* SET TASK 1
Echo the entries from the start of the records through the line containing "x-tick-mark (2053, 506, 2055, 512)", both ends included.

* QUOTED PASSAGE

"""

News and Headlines

Actions

Comey defends handling of Clinton email probe in Senate hearing

Posted
and last updated

FBI Director James Comey strongly defended Wednesday his decision to alert Congress just days before the 2016 election about his agency's investigation into emails potentially related to Hillary Clinton's personal server, telling senators while the idea of impacting the election made him "mildly nauseous," he would not change what he did.

"It was a hard choice, I still believe in retrospect the right choice," Comey told senators at a judiciary committee hearing on oversight of his agency. "I can't consider for a second whose political fortunes will be affected."

 

 

Comey is testifying the day after both the sitting US President and the 2016 Democratic presidential nominee sharply criticized him for his role in the outcome of last year's presidential election.

"A cloud of doubt hangs over the FBI's objectivity," committee Chairman Chuck Grassley said in his opening remarks, which listed a series of issues he took with the agency. The Iowa Republican added later, "The public's faith in the FBI, Congress, and our democratic process has been tested lately."

Grassley originally called the Wednesday oversight hearing of the FBI to examine what the agency knows about a 2015 terrorist attack in Garland, Texas. But the broad oversight hearing almost immediately shifted to the FBI's investigation into Russian meddling in the US elections, a subject on which there are four congressional probes in progress which have led to a steady stream of revelations since President Donald Trump was elected.

Comey has become an almost equally divisive figure for Republicans and Democrats for his impact on the 2016 elections. His revelation that the FBI was examining additional emails from Hillary Clinton that were discovered on disgraced former Rep. Anthony Weiner's computer, has led Democrats -- including Clinton herself -- to say it cost them the White House.

"I was on the way to winning until a combination of Jim Comey's letter on October 28 and Russian WikiLeaks raised doubts in the minds of people who were inclined to vote for me and got scared off," the 2016 Democratic presidential nominee said Tuesday in an interview conducted by CNN's Christiane Amanpour at the Women for Women International summit in New York.

Following those remarks, Trump criticized Comey the night before the hearing.

"FBI Director Comey was the best thing that ever happened to Hillary Clinton in that he gave her a free pass for many bad deeds! The phony......Trump/Russia story was an excuse used by the Democrats as justification for losing the election. Perhaps Trump just ran a great campaign?" Trump said in a pair of tweets Tuesday.

Senate Democrats say the plan to grill the FBI chief about his decisions in the final days of the US election last year and his timing for releasing that information.

"The most important investigation the FBI is currently conducting is into Russia's interference in our last presidential election," Sen. Chris Coons, a Delaware Democrat on the Senate judiciary committee, told CNN Tuesday. "This isn't just about understanding Russian interference and potential coordination of some kind with the Trump campaign. This is about defending our next election as well."

"""

(Records from a data collection)
"""

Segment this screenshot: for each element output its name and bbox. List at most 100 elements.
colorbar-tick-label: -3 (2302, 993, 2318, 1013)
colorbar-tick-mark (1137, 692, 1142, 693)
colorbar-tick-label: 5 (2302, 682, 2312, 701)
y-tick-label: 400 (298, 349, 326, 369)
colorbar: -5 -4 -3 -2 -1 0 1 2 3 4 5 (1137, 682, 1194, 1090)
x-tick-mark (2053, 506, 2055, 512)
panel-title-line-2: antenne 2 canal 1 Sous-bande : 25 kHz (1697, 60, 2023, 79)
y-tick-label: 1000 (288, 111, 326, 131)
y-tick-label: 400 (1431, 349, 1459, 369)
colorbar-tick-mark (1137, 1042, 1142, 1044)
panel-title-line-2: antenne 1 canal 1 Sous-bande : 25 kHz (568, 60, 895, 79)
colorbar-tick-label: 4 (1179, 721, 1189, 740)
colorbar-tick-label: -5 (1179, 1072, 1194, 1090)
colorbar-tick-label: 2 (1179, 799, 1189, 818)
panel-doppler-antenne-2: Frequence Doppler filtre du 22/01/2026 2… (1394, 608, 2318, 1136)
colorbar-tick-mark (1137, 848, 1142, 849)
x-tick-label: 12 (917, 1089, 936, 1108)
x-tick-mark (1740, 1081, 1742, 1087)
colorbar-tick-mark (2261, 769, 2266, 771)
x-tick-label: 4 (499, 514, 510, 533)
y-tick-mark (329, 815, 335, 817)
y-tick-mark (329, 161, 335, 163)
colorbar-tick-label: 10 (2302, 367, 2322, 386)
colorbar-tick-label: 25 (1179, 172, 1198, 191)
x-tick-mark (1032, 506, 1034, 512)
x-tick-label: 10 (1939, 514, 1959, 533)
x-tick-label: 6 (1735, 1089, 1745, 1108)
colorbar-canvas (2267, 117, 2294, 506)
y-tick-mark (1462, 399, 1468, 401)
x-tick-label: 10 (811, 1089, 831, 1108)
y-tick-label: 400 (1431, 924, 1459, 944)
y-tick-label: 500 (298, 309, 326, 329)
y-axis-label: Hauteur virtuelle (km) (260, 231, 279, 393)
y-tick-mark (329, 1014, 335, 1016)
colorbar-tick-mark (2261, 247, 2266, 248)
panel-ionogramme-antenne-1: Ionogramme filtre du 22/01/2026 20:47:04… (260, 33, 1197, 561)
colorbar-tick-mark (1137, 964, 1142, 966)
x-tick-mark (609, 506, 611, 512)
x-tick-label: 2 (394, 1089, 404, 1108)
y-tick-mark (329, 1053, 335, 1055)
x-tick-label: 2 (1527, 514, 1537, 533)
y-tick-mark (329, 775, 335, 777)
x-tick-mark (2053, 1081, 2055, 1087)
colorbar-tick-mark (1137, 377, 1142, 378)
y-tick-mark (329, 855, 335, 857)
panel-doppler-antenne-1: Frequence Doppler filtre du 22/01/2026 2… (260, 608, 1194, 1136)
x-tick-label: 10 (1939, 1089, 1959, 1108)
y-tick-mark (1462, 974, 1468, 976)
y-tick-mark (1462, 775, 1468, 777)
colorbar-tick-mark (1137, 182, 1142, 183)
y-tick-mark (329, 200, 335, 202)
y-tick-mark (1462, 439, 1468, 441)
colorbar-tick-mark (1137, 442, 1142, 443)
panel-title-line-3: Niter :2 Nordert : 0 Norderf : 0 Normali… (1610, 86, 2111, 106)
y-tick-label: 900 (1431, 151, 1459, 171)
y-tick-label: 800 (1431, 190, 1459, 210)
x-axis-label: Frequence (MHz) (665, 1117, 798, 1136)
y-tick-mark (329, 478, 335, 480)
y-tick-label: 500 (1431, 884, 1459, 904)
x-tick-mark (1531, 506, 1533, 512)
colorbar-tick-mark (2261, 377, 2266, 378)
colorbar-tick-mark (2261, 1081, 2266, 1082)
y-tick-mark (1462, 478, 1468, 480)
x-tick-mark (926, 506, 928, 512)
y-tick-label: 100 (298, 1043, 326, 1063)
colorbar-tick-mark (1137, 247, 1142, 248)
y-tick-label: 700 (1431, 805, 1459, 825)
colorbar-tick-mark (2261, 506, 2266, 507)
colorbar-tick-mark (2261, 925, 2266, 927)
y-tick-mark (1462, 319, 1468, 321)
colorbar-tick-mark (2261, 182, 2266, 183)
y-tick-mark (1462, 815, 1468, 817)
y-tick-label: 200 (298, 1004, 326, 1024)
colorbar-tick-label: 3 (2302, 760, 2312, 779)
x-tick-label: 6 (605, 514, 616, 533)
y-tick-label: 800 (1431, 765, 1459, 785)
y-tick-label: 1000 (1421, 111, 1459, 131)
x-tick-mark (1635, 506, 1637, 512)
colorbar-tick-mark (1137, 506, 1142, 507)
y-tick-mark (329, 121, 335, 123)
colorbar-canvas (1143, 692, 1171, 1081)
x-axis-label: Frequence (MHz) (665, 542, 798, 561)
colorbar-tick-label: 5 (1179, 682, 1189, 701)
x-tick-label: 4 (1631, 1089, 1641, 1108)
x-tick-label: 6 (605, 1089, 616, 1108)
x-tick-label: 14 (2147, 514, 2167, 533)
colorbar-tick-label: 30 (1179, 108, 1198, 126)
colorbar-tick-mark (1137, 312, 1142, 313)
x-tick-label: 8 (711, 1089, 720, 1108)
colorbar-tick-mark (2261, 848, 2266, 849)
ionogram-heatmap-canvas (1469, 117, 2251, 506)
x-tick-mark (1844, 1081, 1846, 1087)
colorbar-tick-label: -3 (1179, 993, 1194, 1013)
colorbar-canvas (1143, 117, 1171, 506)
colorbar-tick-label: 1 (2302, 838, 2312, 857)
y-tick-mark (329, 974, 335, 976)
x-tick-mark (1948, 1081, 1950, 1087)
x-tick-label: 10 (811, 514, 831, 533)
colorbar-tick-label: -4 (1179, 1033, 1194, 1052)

"""

* SET TASK 2
Decide whether each statement agrees with the news article on Comey's Senate hearing, answering yes or no and quoting the deciding words: (a) Comey said the idea of impacting the election made him "mildly nauseous." (b) Chuck Grassley is an Iowa Democrat. (c) Clinton's interview with Christiane Amanpour took place in Washington.

* RESULT 1
Segment this screenshot: for each element output its name and bbox. List at most 100 elements.
colorbar-tick-label: -3 (2302, 993, 2318, 1013)
colorbar-tick-mark (1137, 692, 1142, 693)
colorbar-tick-label: 5 (2302, 682, 2312, 701)
y-tick-label: 400 (298, 349, 326, 369)
colorbar: -5 -4 -3 -2 -1 0 1 2 3 4 5 (1137, 682, 1194, 1090)
x-tick-mark (2053, 506, 2055, 512)

* RESULT 2
(a) Yes: "telling senators while the idea of impacting the election made him "mildly nauseous," he would not change what he did."
(b) No: "The Iowa Republican added later"
(c) No: "at the Women for Women International summit in New York."